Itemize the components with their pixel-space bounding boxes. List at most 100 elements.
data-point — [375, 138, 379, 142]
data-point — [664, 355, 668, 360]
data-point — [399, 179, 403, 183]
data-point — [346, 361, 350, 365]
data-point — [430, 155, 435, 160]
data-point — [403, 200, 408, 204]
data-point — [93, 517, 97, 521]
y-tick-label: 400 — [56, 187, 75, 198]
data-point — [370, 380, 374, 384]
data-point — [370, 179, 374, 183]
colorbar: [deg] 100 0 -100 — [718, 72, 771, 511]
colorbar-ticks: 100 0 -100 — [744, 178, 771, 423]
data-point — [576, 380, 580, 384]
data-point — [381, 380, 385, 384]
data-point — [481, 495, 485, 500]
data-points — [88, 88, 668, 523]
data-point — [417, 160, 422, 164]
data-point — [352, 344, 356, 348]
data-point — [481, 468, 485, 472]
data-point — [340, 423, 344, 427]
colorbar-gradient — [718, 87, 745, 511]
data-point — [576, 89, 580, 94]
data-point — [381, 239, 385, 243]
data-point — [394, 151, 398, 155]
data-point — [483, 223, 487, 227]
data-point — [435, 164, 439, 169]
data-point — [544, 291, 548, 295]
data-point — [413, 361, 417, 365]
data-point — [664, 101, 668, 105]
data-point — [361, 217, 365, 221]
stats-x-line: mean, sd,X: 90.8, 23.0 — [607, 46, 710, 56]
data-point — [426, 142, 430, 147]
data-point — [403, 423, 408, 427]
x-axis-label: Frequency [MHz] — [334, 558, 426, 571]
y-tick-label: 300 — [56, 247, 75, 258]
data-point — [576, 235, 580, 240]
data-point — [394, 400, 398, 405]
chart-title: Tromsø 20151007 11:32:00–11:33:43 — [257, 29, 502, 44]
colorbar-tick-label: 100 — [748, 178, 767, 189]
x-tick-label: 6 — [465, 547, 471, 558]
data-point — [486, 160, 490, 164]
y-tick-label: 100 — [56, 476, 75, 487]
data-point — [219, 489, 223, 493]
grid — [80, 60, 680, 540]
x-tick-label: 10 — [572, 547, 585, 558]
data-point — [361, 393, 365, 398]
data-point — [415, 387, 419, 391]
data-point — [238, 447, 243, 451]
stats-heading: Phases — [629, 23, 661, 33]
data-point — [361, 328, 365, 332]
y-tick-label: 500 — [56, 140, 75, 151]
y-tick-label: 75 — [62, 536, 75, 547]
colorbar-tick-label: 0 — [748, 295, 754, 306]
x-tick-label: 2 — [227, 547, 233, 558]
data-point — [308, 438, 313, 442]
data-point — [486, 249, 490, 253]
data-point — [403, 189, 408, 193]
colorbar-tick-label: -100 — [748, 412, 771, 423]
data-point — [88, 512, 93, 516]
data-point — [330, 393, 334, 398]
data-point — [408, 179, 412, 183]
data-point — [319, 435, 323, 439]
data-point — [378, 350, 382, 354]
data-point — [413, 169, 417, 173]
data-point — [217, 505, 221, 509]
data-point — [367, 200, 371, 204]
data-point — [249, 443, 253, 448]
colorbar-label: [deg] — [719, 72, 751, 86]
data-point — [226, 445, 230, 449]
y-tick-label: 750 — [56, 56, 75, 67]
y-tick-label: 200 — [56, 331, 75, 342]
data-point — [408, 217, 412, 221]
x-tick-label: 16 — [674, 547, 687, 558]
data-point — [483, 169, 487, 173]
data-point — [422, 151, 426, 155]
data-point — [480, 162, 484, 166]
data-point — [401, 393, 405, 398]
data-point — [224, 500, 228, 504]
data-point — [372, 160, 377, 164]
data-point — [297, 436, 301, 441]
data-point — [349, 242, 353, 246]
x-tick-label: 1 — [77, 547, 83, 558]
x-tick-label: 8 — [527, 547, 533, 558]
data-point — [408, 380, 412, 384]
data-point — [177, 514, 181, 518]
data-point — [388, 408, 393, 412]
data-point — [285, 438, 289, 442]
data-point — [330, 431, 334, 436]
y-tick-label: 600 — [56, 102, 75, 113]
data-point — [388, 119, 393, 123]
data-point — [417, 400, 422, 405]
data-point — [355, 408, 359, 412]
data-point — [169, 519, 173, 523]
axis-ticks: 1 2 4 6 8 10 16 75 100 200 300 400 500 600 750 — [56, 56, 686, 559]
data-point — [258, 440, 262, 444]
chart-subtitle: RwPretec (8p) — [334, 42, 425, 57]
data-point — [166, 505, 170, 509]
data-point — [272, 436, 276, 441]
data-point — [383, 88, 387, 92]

Your instructions |
Rewrite the data above, replacing "Phases" with "Phase values" and leaving everything else unchanged.

Written reply |
Itemize the components with their pixel-space bounding boxes. List at most 100 elements.
data-point — [375, 138, 379, 142]
data-point — [664, 355, 668, 360]
data-point — [399, 179, 403, 183]
data-point — [346, 361, 350, 365]
data-point — [430, 155, 435, 160]
data-point — [403, 200, 408, 204]
data-point — [93, 517, 97, 521]
y-tick-label: 400 — [56, 187, 75, 198]
data-point — [370, 380, 374, 384]
data-point — [370, 179, 374, 183]
colorbar: [deg] 100 0 -100 — [718, 72, 771, 511]
colorbar-ticks: 100 0 -100 — [744, 178, 771, 423]
data-point — [576, 380, 580, 384]
data-point — [381, 380, 385, 384]
data-point — [481, 495, 485, 500]
data-points — [88, 88, 668, 523]
data-point — [417, 160, 422, 164]
data-point — [352, 344, 356, 348]
data-point — [481, 468, 485, 472]
data-point — [340, 423, 344, 427]
colorbar-gradient — [718, 87, 745, 511]
data-point — [576, 89, 580, 94]
data-point — [381, 239, 385, 243]
data-point — [394, 151, 398, 155]
data-point — [483, 223, 487, 227]
data-point — [435, 164, 439, 169]
data-point — [544, 291, 548, 295]
data-point — [413, 361, 417, 365]
data-point — [664, 101, 668, 105]
data-point — [361, 217, 365, 221]
stats-x-line: mean, sd,X: 90.8, 23.0 — [607, 46, 710, 56]
data-point — [426, 142, 430, 147]
data-point — [403, 423, 408, 427]
x-axis-label: Frequency [MHz] — [334, 558, 426, 571]
y-tick-label: 300 — [56, 247, 75, 258]
data-point — [576, 235, 580, 240]
data-point — [394, 400, 398, 405]
chart-title: Tromsø 20151007 11:32:00–11:33:43 — [257, 29, 502, 44]
colorbar-tick-label: 100 — [748, 178, 767, 189]
x-tick-label: 6 — [465, 547, 471, 558]
data-point — [486, 160, 490, 164]
y-tick-label: 100 — [56, 476, 75, 487]
data-point — [219, 489, 223, 493]
grid — [80, 60, 680, 540]
x-tick-label: 10 — [572, 547, 585, 558]
data-point — [361, 393, 365, 398]
data-point — [415, 387, 419, 391]
data-point — [238, 447, 243, 451]
stats-heading: Phase values — [629, 23, 661, 33]
data-point — [361, 328, 365, 332]
y-tick-label: 500 — [56, 140, 75, 151]
y-tick-label: 75 — [62, 536, 75, 547]
colorbar-tick-label: 0 — [748, 295, 754, 306]
x-tick-label: 2 — [227, 547, 233, 558]
data-point — [308, 438, 313, 442]
data-point — [486, 249, 490, 253]
data-point — [403, 189, 408, 193]
colorbar-tick-label: -100 — [748, 412, 771, 423]
data-point — [88, 512, 93, 516]
data-point — [330, 393, 334, 398]
data-point — [408, 179, 412, 183]
data-point — [319, 435, 323, 439]
data-point — [378, 350, 382, 354]
data-point — [413, 169, 417, 173]
data-point — [217, 505, 221, 509]
data-point — [367, 200, 371, 204]
data-point — [249, 443, 253, 448]
colorbar-label: [deg] — [719, 72, 751, 86]
data-point — [226, 445, 230, 449]
y-tick-label: 750 — [56, 56, 75, 67]
y-tick-label: 200 — [56, 331, 75, 342]
data-point — [408, 217, 412, 221]
x-tick-label: 16 — [674, 547, 687, 558]
data-point — [483, 169, 487, 173]
data-point — [422, 151, 426, 155]
data-point — [480, 162, 484, 166]
data-point — [401, 393, 405, 398]
data-point — [224, 500, 228, 504]
data-point — [372, 160, 377, 164]
data-point — [297, 436, 301, 441]
data-point — [349, 242, 353, 246]
x-tick-label: 1 — [77, 547, 83, 558]
x-tick-label: 8 — [527, 547, 533, 558]
data-point — [408, 380, 412, 384]
data-point — [177, 514, 181, 518]
data-point — [388, 408, 393, 412]
data-point — [285, 438, 289, 442]
data-point — [330, 431, 334, 436]
y-tick-label: 600 — [56, 102, 75, 113]
data-point — [388, 119, 393, 123]
data-point — [417, 400, 422, 405]
data-point — [355, 408, 359, 412]
data-point — [169, 519, 173, 523]
axis-ticks: 1 2 4 6 8 10 16 75 100 200 300 400 500 600 750 — [56, 56, 686, 559]
data-point — [258, 440, 262, 444]
chart-subtitle: RwPretec (8p) — [334, 42, 425, 57]
data-point — [166, 505, 170, 509]
data-point — [272, 436, 276, 441]
data-point — [383, 88, 387, 92]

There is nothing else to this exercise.